_WHAT THIS TASK INVOLVES:_ Repeat all the records exactly, omitting pictures.

_SUPPLIED DATA:_
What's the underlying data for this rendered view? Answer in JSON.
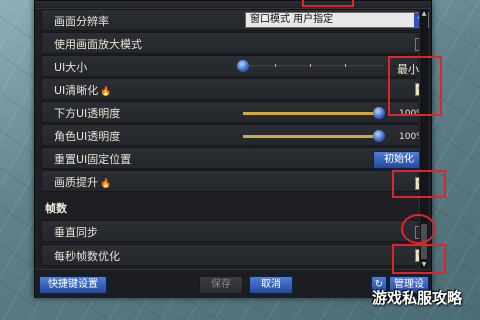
{
  "settings": {
    "resolution": {
      "label": "画面分辨率",
      "value": "窗口模式 用户指定"
    },
    "magnify": {
      "label": "使用画面放大模式"
    },
    "ui_size": {
      "label": "UI大小",
      "value": "最小"
    },
    "ui_sharpen": {
      "label": "UI清晰化"
    },
    "bottom_ui_opacity": {
      "label": "下方UI透明度",
      "value": "100%",
      "level": 1.0
    },
    "role_ui_opacity": {
      "label": "角色UI透明度",
      "value": "100%",
      "level": 1.0
    },
    "reset_ui": {
      "label": "重置UI固定位置",
      "button": "初始化"
    },
    "quality_boost": {
      "label": "画质提升"
    }
  },
  "framerate_section": {
    "title": "帧数",
    "vsync": {
      "label": "垂直同步"
    },
    "fps_opt": {
      "label": "每秒帧数优化"
    }
  },
  "footer": {
    "hotkeys": "快捷键设置",
    "save": "保存",
    "cancel": "取消",
    "manage": "管理设置"
  },
  "watermark": "游戏私服攻略",
  "colors": {
    "accent": "#2d53b8",
    "highlight": "#e0242a",
    "slider": "#d1a940"
  }
}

_RESPONSE TO THIS EXERCISE:_
What's the underlying data for this rendered view? Answer in JSON.
{
  "settings": {
    "resolution": {
      "label": "画面分辨率",
      "value": "窗口模式 用户指定"
    },
    "magnify": {
      "label": "使用画面放大模式"
    },
    "ui_size": {
      "label": "UI大小",
      "value": "最小"
    },
    "ui_sharpen": {
      "label": "UI清晰化"
    },
    "bottom_ui_opacity": {
      "label": "下方UI透明度",
      "value": "100%",
      "level": 1.0
    },
    "role_ui_opacity": {
      "label": "角色UI透明度",
      "value": "100%",
      "level": 1.0
    },
    "reset_ui": {
      "label": "重置UI固定位置",
      "button": "初始化"
    },
    "quality_boost": {
      "label": "画质提升"
    }
  },
  "framerate_section": {
    "title": "帧数",
    "vsync": {
      "label": "垂直同步"
    },
    "fps_opt": {
      "label": "每秒帧数优化"
    }
  },
  "footer": {
    "hotkeys": "快捷键设置",
    "save": "保存",
    "cancel": "取消",
    "manage": "管理设置"
  },
  "watermark": "游戏私服攻略",
  "colors": {
    "accent": "#2d53b8",
    "highlight": "#e0242a",
    "slider": "#d1a940"
  }
}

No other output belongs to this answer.